WORK INSTRUCTIONS: Pick out every line of the entries below where "candlestick" occurs, and copy those lines.

RECORDS SHOWN:
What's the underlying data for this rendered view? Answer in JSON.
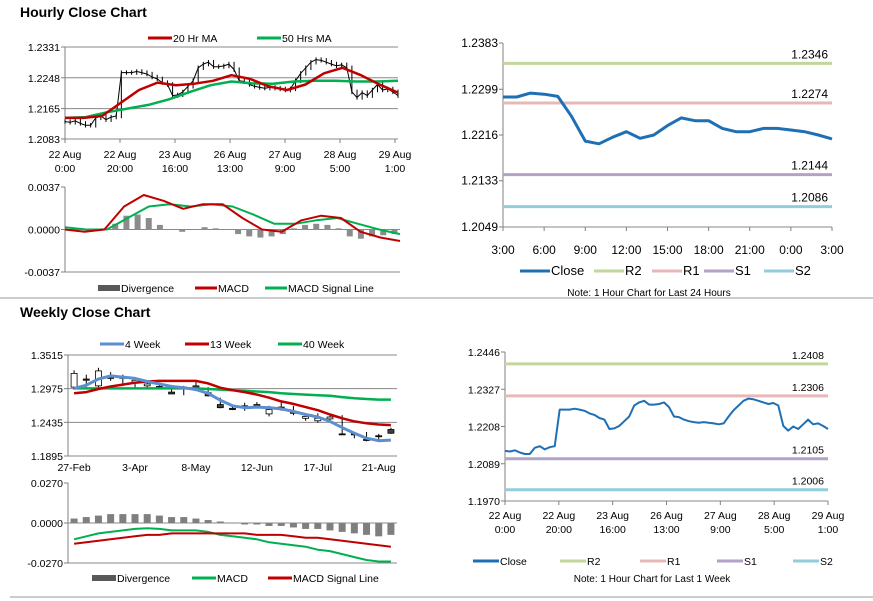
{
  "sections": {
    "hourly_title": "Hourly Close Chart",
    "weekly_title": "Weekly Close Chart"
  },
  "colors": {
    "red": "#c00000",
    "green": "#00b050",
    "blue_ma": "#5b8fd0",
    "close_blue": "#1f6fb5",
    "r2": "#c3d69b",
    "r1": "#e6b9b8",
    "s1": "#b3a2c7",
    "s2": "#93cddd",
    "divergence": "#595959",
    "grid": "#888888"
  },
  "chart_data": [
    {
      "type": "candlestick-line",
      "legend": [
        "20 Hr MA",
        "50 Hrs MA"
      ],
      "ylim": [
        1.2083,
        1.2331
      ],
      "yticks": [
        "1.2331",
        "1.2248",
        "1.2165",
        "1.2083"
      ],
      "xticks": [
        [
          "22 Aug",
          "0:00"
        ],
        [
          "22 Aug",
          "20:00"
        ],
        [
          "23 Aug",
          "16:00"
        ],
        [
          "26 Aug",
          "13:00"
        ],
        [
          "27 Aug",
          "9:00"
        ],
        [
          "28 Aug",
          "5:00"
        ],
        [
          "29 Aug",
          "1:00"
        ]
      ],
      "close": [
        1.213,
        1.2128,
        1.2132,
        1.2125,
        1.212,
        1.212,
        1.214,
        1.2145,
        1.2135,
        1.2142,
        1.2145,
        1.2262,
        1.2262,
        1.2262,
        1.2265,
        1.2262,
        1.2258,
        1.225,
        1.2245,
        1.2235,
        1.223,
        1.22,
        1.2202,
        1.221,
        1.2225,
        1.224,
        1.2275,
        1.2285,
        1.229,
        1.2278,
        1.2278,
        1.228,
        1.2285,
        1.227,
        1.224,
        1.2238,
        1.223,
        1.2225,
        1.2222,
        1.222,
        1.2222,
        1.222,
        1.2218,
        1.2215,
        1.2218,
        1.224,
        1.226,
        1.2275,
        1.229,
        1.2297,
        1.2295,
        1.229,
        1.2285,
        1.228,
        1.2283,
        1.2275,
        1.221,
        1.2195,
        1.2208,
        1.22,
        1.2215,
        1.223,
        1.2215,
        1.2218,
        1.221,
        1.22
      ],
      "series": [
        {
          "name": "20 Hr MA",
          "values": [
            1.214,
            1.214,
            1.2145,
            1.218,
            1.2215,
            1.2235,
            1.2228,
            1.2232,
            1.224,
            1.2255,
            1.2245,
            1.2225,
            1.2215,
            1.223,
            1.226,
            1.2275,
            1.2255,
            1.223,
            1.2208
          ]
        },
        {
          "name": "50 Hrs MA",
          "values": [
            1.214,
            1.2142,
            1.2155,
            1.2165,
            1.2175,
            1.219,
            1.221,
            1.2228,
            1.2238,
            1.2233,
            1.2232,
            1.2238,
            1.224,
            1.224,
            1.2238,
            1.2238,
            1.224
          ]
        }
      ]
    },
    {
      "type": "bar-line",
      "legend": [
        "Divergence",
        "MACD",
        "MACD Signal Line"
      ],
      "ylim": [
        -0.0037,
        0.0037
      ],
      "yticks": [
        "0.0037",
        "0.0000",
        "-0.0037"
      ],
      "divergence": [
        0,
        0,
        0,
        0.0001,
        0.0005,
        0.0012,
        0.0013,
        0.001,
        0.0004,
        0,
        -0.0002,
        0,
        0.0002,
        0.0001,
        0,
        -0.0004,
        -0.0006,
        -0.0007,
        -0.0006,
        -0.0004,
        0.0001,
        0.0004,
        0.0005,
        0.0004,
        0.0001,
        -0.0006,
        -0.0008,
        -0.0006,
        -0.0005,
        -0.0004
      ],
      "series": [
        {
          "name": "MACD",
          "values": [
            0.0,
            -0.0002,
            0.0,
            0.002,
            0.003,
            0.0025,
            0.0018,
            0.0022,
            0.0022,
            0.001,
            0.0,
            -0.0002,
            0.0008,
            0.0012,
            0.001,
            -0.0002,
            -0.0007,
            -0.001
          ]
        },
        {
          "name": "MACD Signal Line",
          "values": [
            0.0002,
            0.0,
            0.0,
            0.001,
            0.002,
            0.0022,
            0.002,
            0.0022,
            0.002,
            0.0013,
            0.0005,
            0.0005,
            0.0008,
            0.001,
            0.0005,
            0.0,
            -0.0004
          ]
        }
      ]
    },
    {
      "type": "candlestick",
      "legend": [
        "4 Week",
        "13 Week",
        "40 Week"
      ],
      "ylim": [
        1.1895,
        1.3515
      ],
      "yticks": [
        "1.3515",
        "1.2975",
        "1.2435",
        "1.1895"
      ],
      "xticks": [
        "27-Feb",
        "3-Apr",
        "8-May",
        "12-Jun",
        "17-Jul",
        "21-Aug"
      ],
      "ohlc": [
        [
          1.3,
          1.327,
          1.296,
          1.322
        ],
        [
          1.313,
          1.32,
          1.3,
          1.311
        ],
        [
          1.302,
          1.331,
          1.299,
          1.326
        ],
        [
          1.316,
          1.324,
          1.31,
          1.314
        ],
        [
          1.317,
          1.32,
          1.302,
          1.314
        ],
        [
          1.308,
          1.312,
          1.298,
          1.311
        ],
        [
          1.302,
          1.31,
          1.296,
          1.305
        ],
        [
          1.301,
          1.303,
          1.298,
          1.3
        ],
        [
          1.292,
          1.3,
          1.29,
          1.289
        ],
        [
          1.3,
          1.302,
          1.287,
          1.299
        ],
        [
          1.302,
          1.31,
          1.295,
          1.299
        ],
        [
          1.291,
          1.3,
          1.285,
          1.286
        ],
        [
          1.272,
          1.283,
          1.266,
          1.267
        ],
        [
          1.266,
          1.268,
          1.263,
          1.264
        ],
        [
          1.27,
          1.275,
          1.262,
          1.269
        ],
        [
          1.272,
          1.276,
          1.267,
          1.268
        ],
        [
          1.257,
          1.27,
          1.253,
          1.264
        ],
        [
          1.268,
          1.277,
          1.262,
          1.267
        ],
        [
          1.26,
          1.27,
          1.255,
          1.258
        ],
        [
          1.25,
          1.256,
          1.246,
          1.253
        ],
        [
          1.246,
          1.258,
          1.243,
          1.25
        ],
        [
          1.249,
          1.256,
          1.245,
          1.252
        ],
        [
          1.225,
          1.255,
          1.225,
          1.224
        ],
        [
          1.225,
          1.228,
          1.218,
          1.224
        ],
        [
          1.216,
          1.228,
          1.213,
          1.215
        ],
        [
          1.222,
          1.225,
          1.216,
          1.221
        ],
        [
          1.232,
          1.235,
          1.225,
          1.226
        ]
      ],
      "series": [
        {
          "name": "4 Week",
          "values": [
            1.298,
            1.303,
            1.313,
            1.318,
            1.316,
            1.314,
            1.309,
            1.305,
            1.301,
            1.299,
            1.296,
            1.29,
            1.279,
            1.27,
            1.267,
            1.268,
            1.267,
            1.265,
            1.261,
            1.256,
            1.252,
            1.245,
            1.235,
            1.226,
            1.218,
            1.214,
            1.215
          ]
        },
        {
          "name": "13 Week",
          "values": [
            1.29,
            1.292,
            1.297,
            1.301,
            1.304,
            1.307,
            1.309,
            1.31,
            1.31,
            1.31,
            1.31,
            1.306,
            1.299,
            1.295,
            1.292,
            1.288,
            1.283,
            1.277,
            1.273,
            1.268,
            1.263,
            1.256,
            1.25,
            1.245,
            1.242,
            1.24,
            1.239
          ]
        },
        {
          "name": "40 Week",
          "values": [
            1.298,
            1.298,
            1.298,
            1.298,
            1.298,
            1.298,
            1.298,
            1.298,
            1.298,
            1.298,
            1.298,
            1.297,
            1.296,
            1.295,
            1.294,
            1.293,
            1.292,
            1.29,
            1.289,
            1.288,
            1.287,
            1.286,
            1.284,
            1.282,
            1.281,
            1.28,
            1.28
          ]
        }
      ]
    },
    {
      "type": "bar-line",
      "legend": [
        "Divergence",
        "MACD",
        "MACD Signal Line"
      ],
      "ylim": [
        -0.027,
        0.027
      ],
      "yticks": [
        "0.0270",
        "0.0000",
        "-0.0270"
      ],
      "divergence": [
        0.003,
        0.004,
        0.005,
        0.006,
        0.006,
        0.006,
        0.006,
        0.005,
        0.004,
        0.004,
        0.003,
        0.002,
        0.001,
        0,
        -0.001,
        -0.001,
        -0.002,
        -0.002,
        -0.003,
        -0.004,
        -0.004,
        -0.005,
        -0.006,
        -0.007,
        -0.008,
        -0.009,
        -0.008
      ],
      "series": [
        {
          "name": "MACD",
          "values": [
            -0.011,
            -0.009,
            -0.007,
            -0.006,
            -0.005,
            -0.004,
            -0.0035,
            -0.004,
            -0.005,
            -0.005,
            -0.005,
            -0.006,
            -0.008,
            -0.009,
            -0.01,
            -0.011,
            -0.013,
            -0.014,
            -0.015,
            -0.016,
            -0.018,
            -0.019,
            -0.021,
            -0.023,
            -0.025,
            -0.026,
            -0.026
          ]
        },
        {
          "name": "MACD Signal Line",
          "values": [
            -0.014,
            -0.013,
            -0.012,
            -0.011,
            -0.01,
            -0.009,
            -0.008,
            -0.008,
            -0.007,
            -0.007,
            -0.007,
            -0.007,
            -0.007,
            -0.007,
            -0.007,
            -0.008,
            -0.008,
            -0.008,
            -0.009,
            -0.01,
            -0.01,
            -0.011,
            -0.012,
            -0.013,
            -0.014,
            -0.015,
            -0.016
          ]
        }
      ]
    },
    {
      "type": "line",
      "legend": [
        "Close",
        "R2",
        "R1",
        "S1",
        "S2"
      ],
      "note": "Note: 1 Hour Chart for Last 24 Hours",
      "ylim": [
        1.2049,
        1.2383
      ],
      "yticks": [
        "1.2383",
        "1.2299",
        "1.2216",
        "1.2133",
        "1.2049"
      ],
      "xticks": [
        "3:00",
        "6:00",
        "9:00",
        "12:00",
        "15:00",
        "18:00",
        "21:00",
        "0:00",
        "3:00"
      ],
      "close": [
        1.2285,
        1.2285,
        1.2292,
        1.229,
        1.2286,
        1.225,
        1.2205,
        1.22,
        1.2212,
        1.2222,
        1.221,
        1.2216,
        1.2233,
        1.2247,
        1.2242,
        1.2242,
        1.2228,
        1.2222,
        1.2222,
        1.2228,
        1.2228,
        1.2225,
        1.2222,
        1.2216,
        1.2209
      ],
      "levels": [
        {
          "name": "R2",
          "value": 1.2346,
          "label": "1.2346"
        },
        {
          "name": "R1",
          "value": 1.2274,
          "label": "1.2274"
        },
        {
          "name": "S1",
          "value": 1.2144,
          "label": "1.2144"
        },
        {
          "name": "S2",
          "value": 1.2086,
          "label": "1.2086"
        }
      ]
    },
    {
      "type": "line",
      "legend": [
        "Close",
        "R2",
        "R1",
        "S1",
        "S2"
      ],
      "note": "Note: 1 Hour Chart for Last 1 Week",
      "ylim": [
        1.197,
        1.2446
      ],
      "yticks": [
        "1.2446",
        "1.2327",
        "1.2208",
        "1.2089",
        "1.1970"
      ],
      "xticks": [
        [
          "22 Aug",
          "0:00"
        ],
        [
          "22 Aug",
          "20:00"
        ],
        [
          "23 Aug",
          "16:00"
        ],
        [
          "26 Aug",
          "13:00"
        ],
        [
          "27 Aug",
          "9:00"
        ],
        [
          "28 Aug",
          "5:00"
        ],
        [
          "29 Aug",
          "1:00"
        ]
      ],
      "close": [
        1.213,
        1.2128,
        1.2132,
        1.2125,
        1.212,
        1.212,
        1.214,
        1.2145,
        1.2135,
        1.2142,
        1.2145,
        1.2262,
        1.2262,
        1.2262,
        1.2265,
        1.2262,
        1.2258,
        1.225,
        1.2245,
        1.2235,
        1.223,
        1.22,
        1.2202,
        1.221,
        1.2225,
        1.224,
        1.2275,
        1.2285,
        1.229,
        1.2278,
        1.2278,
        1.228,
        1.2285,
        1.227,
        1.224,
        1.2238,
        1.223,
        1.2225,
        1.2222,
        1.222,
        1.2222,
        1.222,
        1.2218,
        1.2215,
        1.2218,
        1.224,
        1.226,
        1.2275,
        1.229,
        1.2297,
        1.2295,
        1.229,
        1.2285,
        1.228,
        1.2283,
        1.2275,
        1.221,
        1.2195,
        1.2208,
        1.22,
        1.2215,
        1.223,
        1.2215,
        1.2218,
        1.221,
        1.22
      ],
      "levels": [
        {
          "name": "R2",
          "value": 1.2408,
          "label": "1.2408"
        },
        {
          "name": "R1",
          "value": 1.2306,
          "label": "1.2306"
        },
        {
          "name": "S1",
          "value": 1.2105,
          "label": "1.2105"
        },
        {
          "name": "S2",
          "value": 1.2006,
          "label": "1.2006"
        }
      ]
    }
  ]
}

ANSWER IN FULL:
      "type": "candlestick-line",
      "type": "candlestick",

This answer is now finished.